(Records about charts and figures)
[start]
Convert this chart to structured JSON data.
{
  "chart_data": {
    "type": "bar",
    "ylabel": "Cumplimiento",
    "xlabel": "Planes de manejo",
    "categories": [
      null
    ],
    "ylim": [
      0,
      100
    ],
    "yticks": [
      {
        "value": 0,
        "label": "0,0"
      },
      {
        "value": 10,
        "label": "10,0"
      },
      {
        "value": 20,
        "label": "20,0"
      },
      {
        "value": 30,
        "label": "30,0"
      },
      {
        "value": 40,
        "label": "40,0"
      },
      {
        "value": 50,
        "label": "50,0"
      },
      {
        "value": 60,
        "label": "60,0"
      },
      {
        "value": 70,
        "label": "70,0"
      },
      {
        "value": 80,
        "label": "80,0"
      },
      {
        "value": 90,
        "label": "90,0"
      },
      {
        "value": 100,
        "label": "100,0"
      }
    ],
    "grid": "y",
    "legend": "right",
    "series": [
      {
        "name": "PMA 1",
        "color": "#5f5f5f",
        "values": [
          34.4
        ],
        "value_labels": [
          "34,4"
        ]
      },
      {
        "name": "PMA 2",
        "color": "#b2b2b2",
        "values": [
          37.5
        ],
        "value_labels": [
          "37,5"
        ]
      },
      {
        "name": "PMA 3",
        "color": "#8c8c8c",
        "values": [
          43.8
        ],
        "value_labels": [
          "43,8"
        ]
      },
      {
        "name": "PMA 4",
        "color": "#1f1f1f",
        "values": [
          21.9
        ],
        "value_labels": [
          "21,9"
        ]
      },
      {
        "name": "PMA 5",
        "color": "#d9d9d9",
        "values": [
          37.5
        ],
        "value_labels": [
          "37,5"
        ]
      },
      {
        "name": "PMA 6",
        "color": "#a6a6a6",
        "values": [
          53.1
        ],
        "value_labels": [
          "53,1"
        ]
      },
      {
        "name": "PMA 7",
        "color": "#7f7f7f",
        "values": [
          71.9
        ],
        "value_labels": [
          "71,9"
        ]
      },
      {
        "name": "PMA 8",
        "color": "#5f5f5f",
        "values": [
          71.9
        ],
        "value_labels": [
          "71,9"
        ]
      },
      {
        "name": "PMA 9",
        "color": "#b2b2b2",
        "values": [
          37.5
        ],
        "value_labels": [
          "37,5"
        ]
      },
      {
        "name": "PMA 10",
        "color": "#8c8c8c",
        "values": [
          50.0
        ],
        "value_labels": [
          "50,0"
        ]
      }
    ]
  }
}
[end]
THE EXERCISE: Extract all of the data shown above without alteration.

ANSWER FOR THE TASK:
Convert this chart to structured JSON data.
{
  "chart_data": {
    "type": "bar",
    "ylabel": "Cumplimiento",
    "xlabel": "Planes de manejo",
    "categories": [
      null
    ],
    "ylim": [
      0,
      100
    ],
    "yticks": [
      {
        "value": 0,
        "label": "0,0"
      },
      {
        "value": 10,
        "label": "10,0"
      },
      {
        "value": 20,
        "label": "20,0"
      },
      {
        "value": 30,
        "label": "30,0"
      },
      {
        "value": 40,
        "label": "40,0"
      },
      {
        "value": 50,
        "label": "50,0"
      },
      {
        "value": 60,
        "label": "60,0"
      },
      {
        "value": 70,
        "label": "70,0"
      },
      {
        "value": 80,
        "label": "80,0"
      },
      {
        "value": 90,
        "label": "90,0"
      },
      {
        "value": 100,
        "label": "100,0"
      }
    ],
    "grid": "y",
    "legend": "right",
    "series": [
      {
        "name": "PMA 1",
        "color": "#5f5f5f",
        "values": [
          34.4
        ],
        "value_labels": [
          "34,4"
        ]
      },
      {
        "name": "PMA 2",
        "color": "#b2b2b2",
        "values": [
          37.5
        ],
        "value_labels": [
          "37,5"
        ]
      },
      {
        "name": "PMA 3",
        "color": "#8c8c8c",
        "values": [
          43.8
        ],
        "value_labels": [
          "43,8"
        ]
      },
      {
        "name": "PMA 4",
        "color": "#1f1f1f",
        "values": [
          21.9
        ],
        "value_labels": [
          "21,9"
        ]
      },
      {
        "name": "PMA 5",
        "color": "#d9d9d9",
        "values": [
          37.5
        ],
        "value_labels": [
          "37,5"
        ]
      },
      {
        "name": "PMA 6",
        "color": "#a6a6a6",
        "values": [
          53.1
        ],
        "value_labels": [
          "53,1"
        ]
      },
      {
        "name": "PMA 7",
        "color": "#7f7f7f",
        "values": [
          71.9
        ],
        "value_labels": [
          "71,9"
        ]
      },
      {
        "name": "PMA 8",
        "color": "#5f5f5f",
        "values": [
          71.9
        ],
        "value_labels": [
          "71,9"
        ]
      },
      {
        "name": "PMA 9",
        "color": "#b2b2b2",
        "values": [
          37.5
        ],
        "value_labels": [
          "37,5"
        ]
      },
      {
        "name": "PMA 10",
        "color": "#8c8c8c",
        "values": [
          50.0
        ],
        "value_labels": [
          "50,0"
        ]
      }
    ]
  }
}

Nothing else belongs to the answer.